Lines holding the string "Čeleď" are the ones to copy from this listing.

[Rows from a dataset]
━━━━

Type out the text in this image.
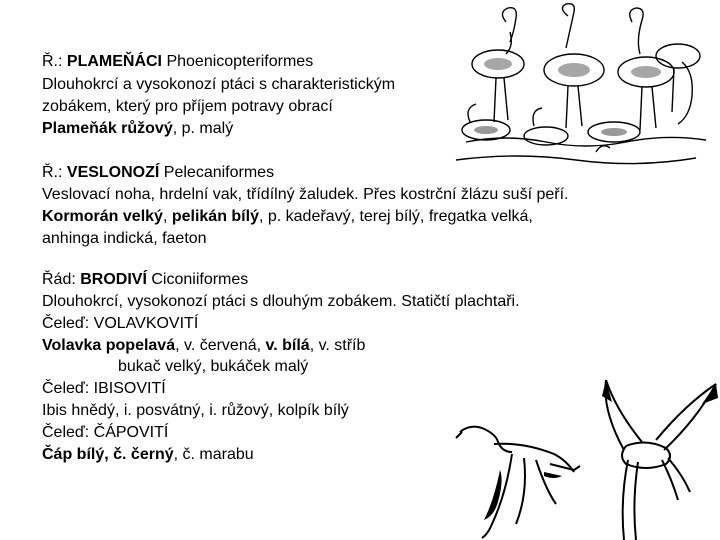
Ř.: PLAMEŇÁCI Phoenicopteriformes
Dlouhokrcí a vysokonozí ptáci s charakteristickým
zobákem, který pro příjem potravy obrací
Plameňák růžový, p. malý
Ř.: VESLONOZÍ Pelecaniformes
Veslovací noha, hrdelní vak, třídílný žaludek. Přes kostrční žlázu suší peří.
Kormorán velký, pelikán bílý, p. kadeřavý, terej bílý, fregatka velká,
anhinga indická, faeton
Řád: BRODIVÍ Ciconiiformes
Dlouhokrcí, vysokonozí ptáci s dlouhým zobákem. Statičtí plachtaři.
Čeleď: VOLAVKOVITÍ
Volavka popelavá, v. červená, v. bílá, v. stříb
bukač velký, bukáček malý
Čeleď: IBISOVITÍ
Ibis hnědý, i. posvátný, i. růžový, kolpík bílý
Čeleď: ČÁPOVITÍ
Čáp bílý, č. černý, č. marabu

━━━━

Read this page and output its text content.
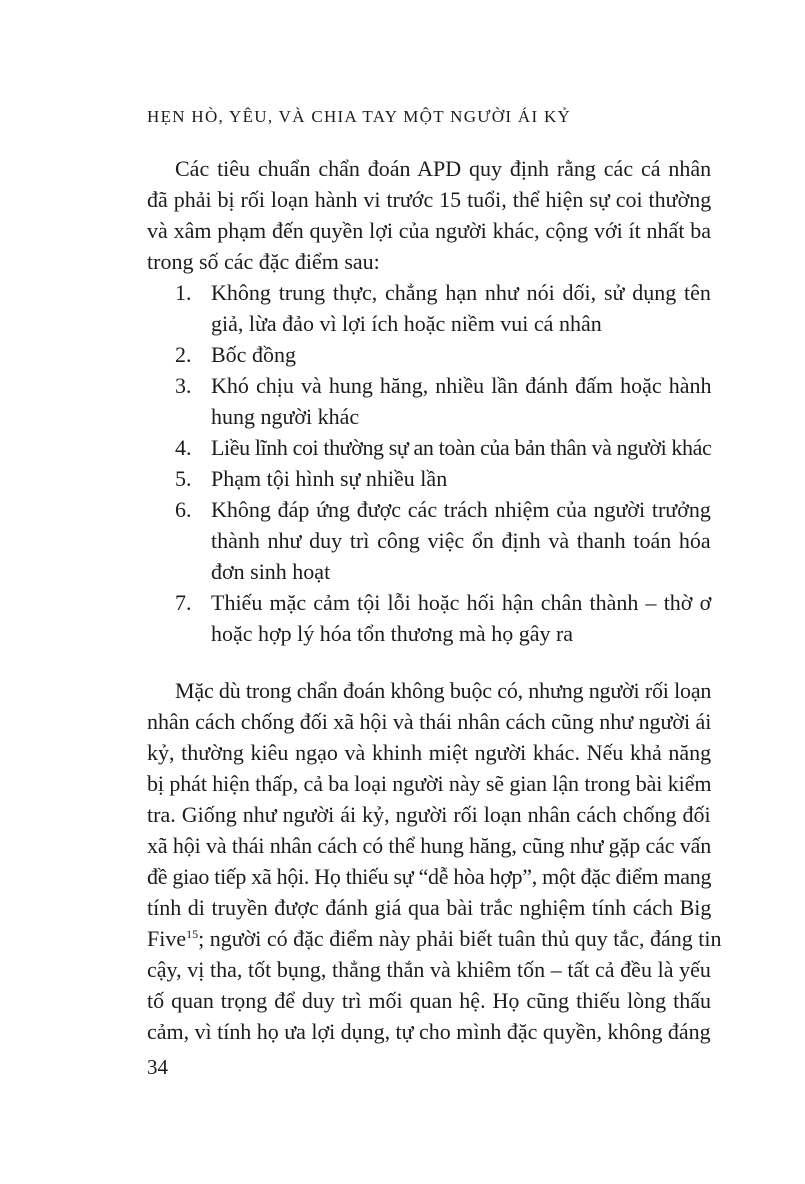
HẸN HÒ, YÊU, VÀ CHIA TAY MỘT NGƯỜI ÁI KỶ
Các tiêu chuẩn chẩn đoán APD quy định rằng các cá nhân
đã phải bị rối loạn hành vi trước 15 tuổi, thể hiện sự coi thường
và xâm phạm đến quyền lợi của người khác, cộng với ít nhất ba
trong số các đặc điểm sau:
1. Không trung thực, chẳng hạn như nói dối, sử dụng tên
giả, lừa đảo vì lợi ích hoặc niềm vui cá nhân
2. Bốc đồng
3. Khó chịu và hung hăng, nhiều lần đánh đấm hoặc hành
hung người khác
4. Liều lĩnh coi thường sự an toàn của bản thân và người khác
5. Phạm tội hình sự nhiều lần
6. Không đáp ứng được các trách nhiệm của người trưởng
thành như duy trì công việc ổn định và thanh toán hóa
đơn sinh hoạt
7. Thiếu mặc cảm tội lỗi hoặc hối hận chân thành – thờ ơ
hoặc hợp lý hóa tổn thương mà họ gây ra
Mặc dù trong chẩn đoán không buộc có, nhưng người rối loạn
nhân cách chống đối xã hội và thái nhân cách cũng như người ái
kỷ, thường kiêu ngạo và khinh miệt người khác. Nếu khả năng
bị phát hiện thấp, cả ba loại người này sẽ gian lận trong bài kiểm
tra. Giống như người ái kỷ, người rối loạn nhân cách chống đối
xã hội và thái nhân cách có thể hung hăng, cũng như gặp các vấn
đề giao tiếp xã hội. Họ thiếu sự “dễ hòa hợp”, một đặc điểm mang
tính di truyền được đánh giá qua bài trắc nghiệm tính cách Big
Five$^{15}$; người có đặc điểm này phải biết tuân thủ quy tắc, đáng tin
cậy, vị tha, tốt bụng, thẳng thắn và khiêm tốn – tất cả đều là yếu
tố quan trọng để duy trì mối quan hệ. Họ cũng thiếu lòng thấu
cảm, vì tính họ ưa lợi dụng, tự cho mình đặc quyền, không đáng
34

━━━━

EXERCISE OUTPUT:
Čeleď: VOLAVKOVITÍ
Čeleď: IBISOVITÍ
Čeleď: ČÁPOVITÍ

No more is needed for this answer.